What you will do:
Some lines in the records below may hold the word "Begriff"; give the number of those lines and nothing else.

(Records drawn from a dataset)
- - -

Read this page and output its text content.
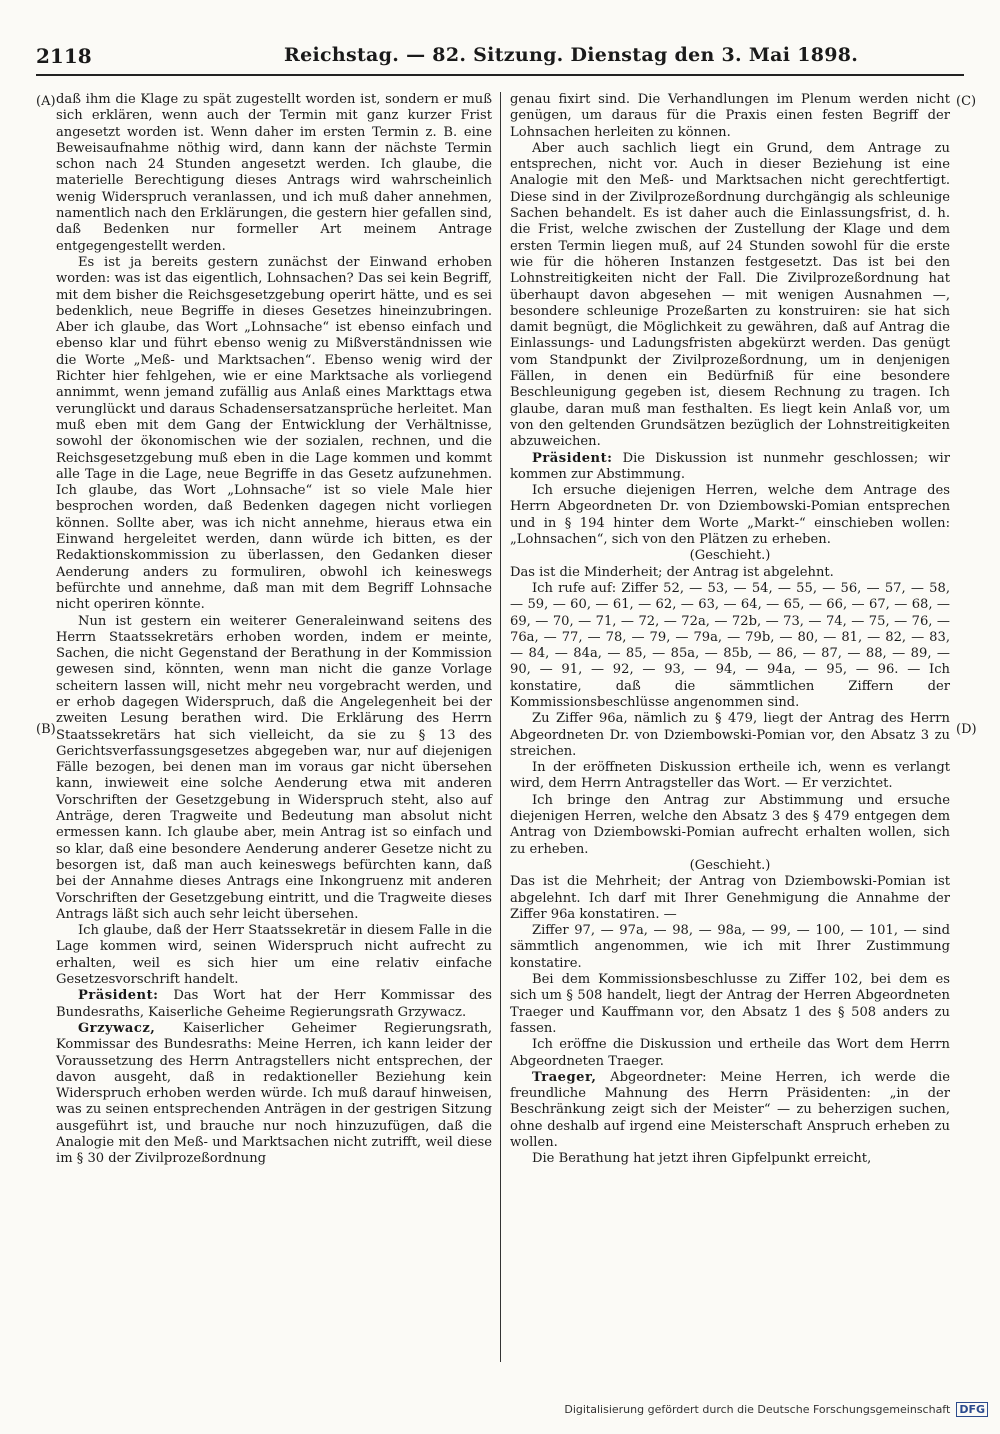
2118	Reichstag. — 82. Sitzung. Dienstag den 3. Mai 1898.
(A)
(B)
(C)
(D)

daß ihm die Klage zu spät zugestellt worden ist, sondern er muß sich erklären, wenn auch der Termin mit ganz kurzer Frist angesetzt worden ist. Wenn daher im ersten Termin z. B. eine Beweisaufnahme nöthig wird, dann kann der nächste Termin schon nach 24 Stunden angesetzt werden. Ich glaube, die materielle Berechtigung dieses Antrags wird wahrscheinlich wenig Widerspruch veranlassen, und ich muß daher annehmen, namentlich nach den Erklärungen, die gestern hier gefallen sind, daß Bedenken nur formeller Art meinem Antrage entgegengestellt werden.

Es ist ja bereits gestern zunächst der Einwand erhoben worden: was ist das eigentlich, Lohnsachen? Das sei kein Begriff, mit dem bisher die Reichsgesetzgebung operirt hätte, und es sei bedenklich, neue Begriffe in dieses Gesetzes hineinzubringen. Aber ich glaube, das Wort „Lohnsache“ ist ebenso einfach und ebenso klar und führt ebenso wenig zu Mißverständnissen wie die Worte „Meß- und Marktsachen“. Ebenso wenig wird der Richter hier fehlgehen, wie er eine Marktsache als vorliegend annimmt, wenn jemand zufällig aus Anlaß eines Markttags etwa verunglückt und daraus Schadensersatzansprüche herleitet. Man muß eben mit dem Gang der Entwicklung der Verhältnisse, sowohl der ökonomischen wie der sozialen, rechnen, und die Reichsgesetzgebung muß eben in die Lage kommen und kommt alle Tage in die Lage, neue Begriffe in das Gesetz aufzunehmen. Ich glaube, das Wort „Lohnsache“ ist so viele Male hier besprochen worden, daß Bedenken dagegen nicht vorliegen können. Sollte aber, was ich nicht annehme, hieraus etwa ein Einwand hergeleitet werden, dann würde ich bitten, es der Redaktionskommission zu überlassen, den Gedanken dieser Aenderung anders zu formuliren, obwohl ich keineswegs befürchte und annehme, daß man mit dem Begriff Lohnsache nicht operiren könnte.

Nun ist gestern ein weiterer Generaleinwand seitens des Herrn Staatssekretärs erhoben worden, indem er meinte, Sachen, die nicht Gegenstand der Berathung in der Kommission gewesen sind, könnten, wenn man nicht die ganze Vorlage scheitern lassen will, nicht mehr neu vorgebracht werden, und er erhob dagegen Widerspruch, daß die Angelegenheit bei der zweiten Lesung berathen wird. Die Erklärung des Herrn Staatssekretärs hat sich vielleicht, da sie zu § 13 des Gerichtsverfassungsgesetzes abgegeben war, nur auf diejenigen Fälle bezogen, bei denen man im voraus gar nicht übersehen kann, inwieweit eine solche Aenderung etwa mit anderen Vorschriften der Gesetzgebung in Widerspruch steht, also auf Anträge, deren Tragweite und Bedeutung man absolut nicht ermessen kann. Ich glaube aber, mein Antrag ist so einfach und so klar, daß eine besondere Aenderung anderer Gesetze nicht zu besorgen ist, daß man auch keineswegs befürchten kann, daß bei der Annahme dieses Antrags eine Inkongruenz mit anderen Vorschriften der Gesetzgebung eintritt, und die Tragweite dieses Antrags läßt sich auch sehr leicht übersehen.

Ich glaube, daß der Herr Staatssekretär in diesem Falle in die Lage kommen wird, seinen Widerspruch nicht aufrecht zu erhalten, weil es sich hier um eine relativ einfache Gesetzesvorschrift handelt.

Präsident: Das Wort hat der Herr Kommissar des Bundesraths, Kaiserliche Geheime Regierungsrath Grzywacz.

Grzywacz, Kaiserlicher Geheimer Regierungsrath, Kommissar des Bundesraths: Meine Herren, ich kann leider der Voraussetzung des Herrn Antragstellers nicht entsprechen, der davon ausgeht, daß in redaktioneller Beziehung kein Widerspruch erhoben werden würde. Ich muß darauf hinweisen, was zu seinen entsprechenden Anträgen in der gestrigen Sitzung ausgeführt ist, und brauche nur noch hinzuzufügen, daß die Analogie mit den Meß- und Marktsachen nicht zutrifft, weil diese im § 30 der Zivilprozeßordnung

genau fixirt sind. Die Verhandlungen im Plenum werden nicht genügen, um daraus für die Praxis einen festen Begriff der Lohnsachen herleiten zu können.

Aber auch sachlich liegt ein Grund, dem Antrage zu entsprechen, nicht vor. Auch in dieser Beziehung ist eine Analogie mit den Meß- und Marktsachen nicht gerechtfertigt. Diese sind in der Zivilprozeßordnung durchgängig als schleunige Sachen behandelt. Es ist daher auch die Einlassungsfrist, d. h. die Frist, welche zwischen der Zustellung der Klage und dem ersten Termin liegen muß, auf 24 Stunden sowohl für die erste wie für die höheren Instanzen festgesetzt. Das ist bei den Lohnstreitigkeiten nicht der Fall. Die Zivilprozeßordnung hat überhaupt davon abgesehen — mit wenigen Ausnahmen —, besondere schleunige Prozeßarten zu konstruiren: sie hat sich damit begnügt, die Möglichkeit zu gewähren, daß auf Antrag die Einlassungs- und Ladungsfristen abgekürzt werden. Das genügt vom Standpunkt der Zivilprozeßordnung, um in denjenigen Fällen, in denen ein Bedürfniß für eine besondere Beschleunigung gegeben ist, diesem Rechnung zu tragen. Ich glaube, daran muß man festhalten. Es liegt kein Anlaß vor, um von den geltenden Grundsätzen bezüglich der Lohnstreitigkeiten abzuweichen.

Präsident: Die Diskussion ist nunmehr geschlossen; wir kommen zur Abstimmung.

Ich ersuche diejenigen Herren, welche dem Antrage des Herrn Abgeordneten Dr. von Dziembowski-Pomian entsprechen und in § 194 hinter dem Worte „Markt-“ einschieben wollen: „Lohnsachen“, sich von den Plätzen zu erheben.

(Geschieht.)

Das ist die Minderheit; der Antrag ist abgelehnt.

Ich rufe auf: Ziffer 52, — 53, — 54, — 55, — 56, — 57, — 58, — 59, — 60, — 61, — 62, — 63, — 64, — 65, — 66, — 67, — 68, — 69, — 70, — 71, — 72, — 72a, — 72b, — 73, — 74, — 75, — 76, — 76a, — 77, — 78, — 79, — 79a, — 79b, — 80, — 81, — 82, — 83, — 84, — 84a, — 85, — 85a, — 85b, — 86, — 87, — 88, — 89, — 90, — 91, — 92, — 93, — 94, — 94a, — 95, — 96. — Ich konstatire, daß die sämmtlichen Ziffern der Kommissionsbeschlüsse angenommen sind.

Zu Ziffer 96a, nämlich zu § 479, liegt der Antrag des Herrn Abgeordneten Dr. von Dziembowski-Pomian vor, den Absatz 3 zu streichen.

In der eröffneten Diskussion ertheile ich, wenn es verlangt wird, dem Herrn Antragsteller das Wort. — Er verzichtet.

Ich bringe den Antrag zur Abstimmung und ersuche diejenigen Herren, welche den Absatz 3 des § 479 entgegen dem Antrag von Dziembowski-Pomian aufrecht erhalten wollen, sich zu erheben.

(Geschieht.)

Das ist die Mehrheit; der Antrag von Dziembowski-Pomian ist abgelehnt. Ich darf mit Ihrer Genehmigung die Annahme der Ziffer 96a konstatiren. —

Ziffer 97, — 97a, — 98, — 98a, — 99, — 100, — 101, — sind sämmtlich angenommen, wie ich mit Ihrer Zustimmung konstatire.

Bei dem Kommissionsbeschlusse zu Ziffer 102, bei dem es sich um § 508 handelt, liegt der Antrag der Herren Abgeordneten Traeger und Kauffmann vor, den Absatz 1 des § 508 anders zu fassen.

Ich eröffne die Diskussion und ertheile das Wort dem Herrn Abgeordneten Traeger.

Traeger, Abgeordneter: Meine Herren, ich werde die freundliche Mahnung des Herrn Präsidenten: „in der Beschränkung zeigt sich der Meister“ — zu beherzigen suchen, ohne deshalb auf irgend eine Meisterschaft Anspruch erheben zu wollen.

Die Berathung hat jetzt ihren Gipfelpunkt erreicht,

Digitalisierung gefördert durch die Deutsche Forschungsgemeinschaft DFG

- - -

Answer section:
2